* [TASK DIRECTIONS]
Could you write out every line of the entries below word for word, leaving out the pictures?

* [GIVEN INFORMATION]
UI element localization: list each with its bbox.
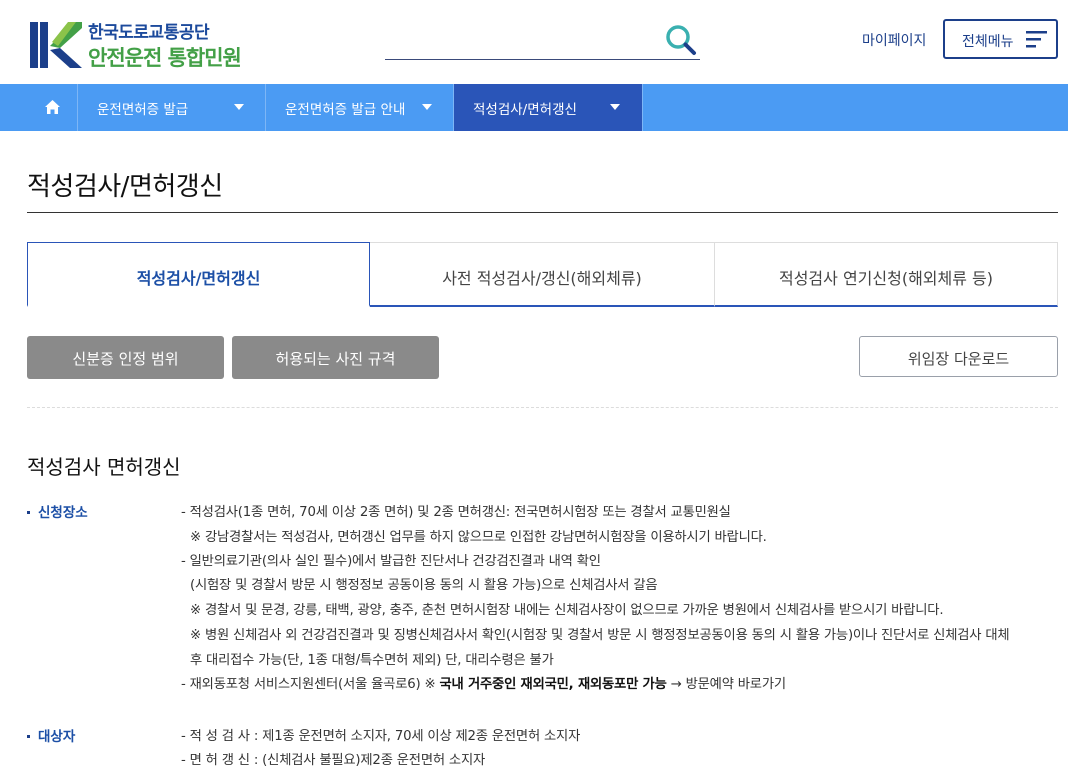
- search-bar: [385, 20, 700, 60]
- tab-label: 적성검사/면허갱신: [136, 269, 261, 288]
- main-nav: 운전면허증 발급 운전면허증 발급 안내 적성검사/면허갱신: [0, 84, 1068, 131]
- search-icon: [666, 25, 696, 55]
- hamburger-icon: [1026, 31, 1047, 48]
- proxy-download-button[interactable]: 위임장 다운로드: [859, 336, 1058, 377]
- nav-item-aptitude-renewal[interactable]: 적성검사/면허갱신: [454, 84, 643, 131]
- bullet-icon: [27, 734, 30, 738]
- site-header: 한국도로교통공단 안전운전 통합민원 마이페이지 전체메뉴: [0, 0, 1068, 84]
- place-line: ※ 강남경찰서는 적성검사, 면허갱신 업무를 하지 않으므로 인접한 강남면허…: [190, 530, 767, 545]
- tab-label: 사전 적성검사/갱신(해외체류): [442, 269, 642, 288]
- place-label: 신청장소: [27, 501, 88, 521]
- page-title: 적성검사/면허갱신: [27, 172, 223, 202]
- button-label: 허용되는 사진 규격: [275, 350, 396, 368]
- all-menu-button[interactable]: 전체메뉴: [943, 19, 1058, 59]
- logo-service-name: 안전운전 통합민원: [88, 46, 242, 70]
- nav-home[interactable]: [28, 84, 78, 131]
- bullet-icon: [27, 510, 30, 514]
- tab-aptitude-renewal[interactable]: 적성검사/면허갱신: [27, 242, 370, 307]
- tab-label: 적성검사 연기신청(해외체류 등): [778, 269, 994, 288]
- chevron-down-icon: [234, 104, 244, 110]
- mypage-link[interactable]: 마이페이지: [862, 30, 926, 50]
- overseas-line: - 재외동포청 서비스지원센터(서울 율곡로6) ※ 국내 거주중인 재외국민,…: [181, 673, 786, 692]
- home-icon: [45, 100, 60, 114]
- chevron-down-icon: [610, 104, 620, 110]
- place-line: 후 대리접수 가능(단, 1종 대형/특수면허 제외) 단, 대리수령은 불가: [190, 653, 554, 668]
- all-menu-label: 전체메뉴: [962, 34, 1014, 50]
- place-line: (시험장 및 경찰서 방문 시 행정정보 공동이용 동의 시 활용 가능)으로 …: [190, 578, 658, 593]
- place-line: ※ 병원 신체검사 외 건강검진결과 및 징병신체검사서 확인(시험장 및 경찰…: [190, 628, 1010, 643]
- nav-item-label: 운전면허증 발급 안내: [285, 102, 406, 118]
- id-scope-button[interactable]: 신분증 인정 범위: [27, 336, 224, 379]
- target-label: 대상자: [27, 725, 75, 745]
- overseas-emphasis: 국내 거주중인 재외국민, 재외동포만 가능: [439, 677, 667, 692]
- title-divider: [27, 212, 1058, 213]
- nav-item-label: 적성검사/면허갱신: [473, 102, 577, 118]
- tab-postpone-overseas[interactable]: 적성검사 연기신청(해외체류 등): [715, 242, 1058, 307]
- place-line: ※ 경찰서 및 문경, 강릉, 태백, 광양, 충주, 춘천 면허시험장 내에는…: [190, 603, 944, 618]
- section-divider: [27, 407, 1058, 408]
- target-line: - 적 성 검 사 : 제1종 운전면허 소지자, 70세 이상 제2종 운전면…: [181, 729, 581, 744]
- photo-spec-button[interactable]: 허용되는 사진 규격: [232, 336, 439, 379]
- target-line: - 면 허 갱 신 : (신체검사 불필요)제2종 운전면허 소지자: [181, 753, 486, 768]
- target-label-text: 대상자: [38, 729, 76, 745]
- place-line: - 적성검사(1종 면허, 70세 이상 2종 면허) 및 2종 면허갱신: 전…: [181, 505, 731, 520]
- logo-mark-icon: [28, 20, 82, 70]
- site-logo[interactable]: 한국도로교통공단 안전운전 통합민원: [28, 18, 268, 74]
- search-button[interactable]: [664, 23, 698, 57]
- nav-item-license-issue[interactable]: 운전면허증 발급: [78, 84, 266, 131]
- place-line: - 일반의료기관(의사 실인 필수)에서 발급한 진단서나 건강검진결과 내역 …: [181, 554, 601, 569]
- overseas-prefix: - 재외동포청 서비스지원센터(서울 율곡로6) ※: [181, 677, 440, 692]
- place-label-text: 신청장소: [38, 505, 88, 521]
- visit-reservation-link[interactable]: → 방문예약 바로가기: [667, 677, 786, 692]
- nav-item-license-guide[interactable]: 운전면허증 발급 안내: [266, 84, 454, 131]
- chevron-down-icon: [422, 104, 432, 110]
- logo-org-name: 한국도로교통공단: [88, 23, 210, 43]
- nav-item-label: 운전면허증 발급: [97, 102, 189, 118]
- section-title: 적성검사 면허갱신: [27, 455, 181, 479]
- tab-pre-overseas[interactable]: 사전 적성검사/갱신(해외체류): [370, 242, 715, 307]
- button-label: 신분증 인정 범위: [72, 350, 179, 368]
- content-tabs: 적성검사/면허갱신 사전 적성검사/갱신(해외체류) 적성검사 연기신청(해외체…: [27, 242, 1058, 307]
- button-label: 위임장 다운로드: [907, 350, 1010, 368]
- search-input[interactable]: [385, 26, 655, 54]
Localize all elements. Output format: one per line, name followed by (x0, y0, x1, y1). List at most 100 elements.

* [FULL SOLUTION]
UI element localization: list each with its bbox.
- search-bar: [385, 20, 700, 60]
- tab-label: 적성검사/면허갱신: [136, 269, 261, 288]
- main-nav: 운전면허증 발급 운전면허증 발급 안내 적성검사/면허갱신: [0, 84, 1068, 131]
- search-icon: [666, 25, 696, 55]
- hamburger-icon: [1026, 31, 1047, 48]
- proxy-download-button[interactable]: 위임장 다운로드: [859, 336, 1058, 377]
- nav-item-aptitude-renewal[interactable]: 적성검사/면허갱신: [454, 84, 643, 131]
- bullet-icon: [27, 734, 30, 738]
- site-header: 한국도로교통공단 안전운전 통합민원 마이페이지 전체메뉴: [0, 0, 1068, 84]
- place-line: ※ 강남경찰서는 적성검사, 면허갱신 업무를 하지 않으므로 인접한 강남면허…: [190, 530, 767, 545]
- tab-label: 사전 적성검사/갱신(해외체류): [442, 269, 642, 288]
- place-label: 신청장소: [27, 501, 88, 521]
- page-title: 적성검사/면허갱신: [27, 172, 223, 202]
- button-label: 허용되는 사진 규격: [275, 350, 396, 368]
- all-menu-button[interactable]: 전체메뉴: [943, 19, 1058, 59]
- logo-service-name: 안전운전 통합민원: [88, 46, 242, 70]
- nav-home[interactable]: [28, 84, 78, 131]
- bullet-icon: [27, 510, 30, 514]
- tab-aptitude-renewal[interactable]: 적성검사/면허갱신: [27, 242, 370, 307]
- tab-label: 적성검사 연기신청(해외체류 등): [778, 269, 994, 288]
- chevron-down-icon: [234, 104, 244, 110]
- mypage-link[interactable]: 마이페이지: [862, 30, 926, 50]
- overseas-line: - 재외동포청 서비스지원센터(서울 율곡로6) ※ 국내 거주중인 재외국민,…: [181, 673, 786, 692]
- home-icon: [45, 100, 60, 114]
- chevron-down-icon: [610, 104, 620, 110]
- place-line: 후 대리접수 가능(단, 1종 대형/특수면허 제외) 단, 대리수령은 불가: [190, 653, 554, 668]
- all-menu-label: 전체메뉴: [962, 34, 1014, 50]
- place-line: (시험장 및 경찰서 방문 시 행정정보 공동이용 동의 시 활용 가능)으로 …: [190, 578, 658, 593]
- place-line: ※ 병원 신체검사 외 건강검진결과 및 징병신체검사서 확인(시험장 및 경찰…: [190, 628, 1010, 643]
- nav-item-label: 운전면허증 발급 안내: [285, 102, 406, 118]
- id-scope-button[interactable]: 신분증 인정 범위: [27, 336, 224, 379]
- target-label: 대상자: [27, 725, 75, 745]
- overseas-emphasis: 국내 거주중인 재외국민, 재외동포만 가능: [439, 677, 667, 692]
- title-divider: [27, 212, 1058, 213]
- nav-item-label: 적성검사/면허갱신: [473, 102, 577, 118]
- tab-postpone-overseas[interactable]: 적성검사 연기신청(해외체류 등): [715, 242, 1058, 307]
- place-line: ※ 경찰서 및 문경, 강릉, 태백, 광양, 충주, 춘천 면허시험장 내에는…: [190, 603, 944, 618]
- section-divider: [27, 407, 1058, 408]
- target-line: - 적 성 검 사 : 제1종 운전면허 소지자, 70세 이상 제2종 운전면…: [181, 729, 581, 744]
- photo-spec-button[interactable]: 허용되는 사진 규격: [232, 336, 439, 379]
- target-line: - 면 허 갱 신 : (신체검사 불필요)제2종 운전면허 소지자: [181, 753, 486, 768]
- target-label-text: 대상자: [38, 729, 76, 745]
- place-line: - 적성검사(1종 면허, 70세 이상 2종 면허) 및 2종 면허갱신: 전…: [181, 505, 731, 520]
- logo-mark-icon: [28, 20, 82, 70]
- site-logo[interactable]: 한국도로교통공단 안전운전 통합민원: [28, 18, 268, 74]
- search-button[interactable]: [664, 23, 698, 57]
- nav-item-license-issue[interactable]: 운전면허증 발급: [78, 84, 266, 131]
- place-line: - 일반의료기관(의사 실인 필수)에서 발급한 진단서나 건강검진결과 내역 …: [181, 554, 601, 569]
- overseas-prefix: - 재외동포청 서비스지원센터(서울 율곡로6) ※: [181, 677, 440, 692]
- place-label-text: 신청장소: [38, 505, 88, 521]
- visit-reservation-link[interactable]: → 방문예약 바로가기: [667, 677, 786, 692]
- nav-item-license-guide[interactable]: 운전면허증 발급 안내: [266, 84, 454, 131]
- chevron-down-icon: [422, 104, 432, 110]
- logo-org-name: 한국도로교통공단: [88, 23, 210, 43]
- nav-item-label: 운전면허증 발급: [97, 102, 189, 118]
- section-title: 적성검사 면허갱신: [27, 455, 181, 479]
- tab-pre-overseas[interactable]: 사전 적성검사/갱신(해외체류): [370, 242, 715, 307]
- button-label: 신분증 인정 범위: [72, 350, 179, 368]
- content-tabs: 적성검사/면허갱신 사전 적성검사/갱신(해외체류) 적성검사 연기신청(해외체…: [27, 242, 1058, 307]
- button-label: 위임장 다운로드: [907, 350, 1010, 368]
- search-input[interactable]: [385, 26, 655, 54]
Localize all elements. Output format: one per line, name followed by (x0, y0, x1, y1). List at most 100 elements.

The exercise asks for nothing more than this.